▶ _Written request_
Exclude the pictures and return every line exactly as written.

▶ _Records from a collection_
************

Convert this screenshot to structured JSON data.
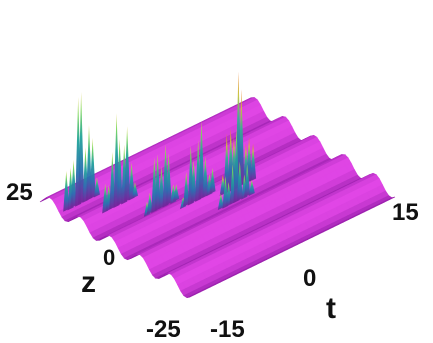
{
  "chart_data": {
    "type": "surface3d",
    "title": "",
    "axes": {
      "z": {
        "label": "z",
        "ticks": [
          "25",
          "0",
          "-25"
        ],
        "range": [
          -25,
          25
        ]
      },
      "t": {
        "label": "t",
        "ticks": [
          "15",
          "0",
          "-15"
        ],
        "range": [
          -15,
          15
        ]
      }
    },
    "background_wave": {
      "description_values": {
        "amplitude": 0.15,
        "period_z": 10,
        "count": 6
      }
    },
    "peaks": [
      {
        "t": -12,
        "z": 18,
        "height": 1.0
      },
      {
        "t": -9,
        "z": 12,
        "height": 0.85
      },
      {
        "t": -6,
        "z": 5,
        "height": 0.65
      },
      {
        "t": -2,
        "z": 2,
        "height": 0.7
      },
      {
        "t": 3,
        "z": 0,
        "height": 0.95
      },
      {
        "t": 1,
        "z": -4,
        "height": 0.55
      }
    ],
    "colors": {
      "base": "#cc33cc",
      "base_dark": "#8a1f96",
      "mid": "#2aa0a0",
      "high": "#6fd35a",
      "top": "#f08a2a"
    }
  }
}
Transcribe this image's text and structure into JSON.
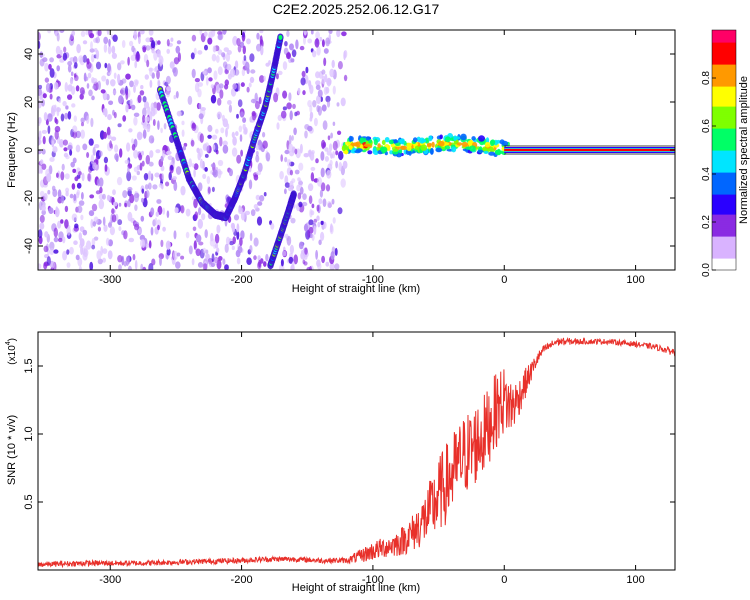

************

▶ _Task response_
Convert this screenshot to structured JSON data.
{
  "chart_data": {
    "type": "surface3d",
    "title": "",
    "axes": {
      "z": {
        "label": "z",
        "ticks": [
          "25",
          "0",
          "-25"
        ],
        "range": [
          -25,
          25
        ]
      },
      "t": {
        "label": "t",
        "ticks": [
          "15",
          "0",
          "-15"
        ],
        "range": [
          -15,
          15
        ]
      }
    },
    "background_wave": {
      "description_values": {
        "amplitude": 0.15,
        "period_z": 10,
        "count": 6
      }
    },
    "peaks": [
      {
        "t": -12,
        "z": 18,
        "height": 1.0
      },
      {
        "t": -9,
        "z": 12,
        "height": 0.85
      },
      {
        "t": -6,
        "z": 5,
        "height": 0.65
      },
      {
        "t": -2,
        "z": 2,
        "height": 0.7
      },
      {
        "t": 3,
        "z": 0,
        "height": 0.95
      },
      {
        "t": 1,
        "z": -4,
        "height": 0.55
      }
    ],
    "colors": {
      "base": "#cc33cc",
      "base_dark": "#8a1f96",
      "mid": "#2aa0a0",
      "high": "#6fd35a",
      "top": "#f08a2a"
    }
  }
}
Transcribe this image's text and structure into JSON.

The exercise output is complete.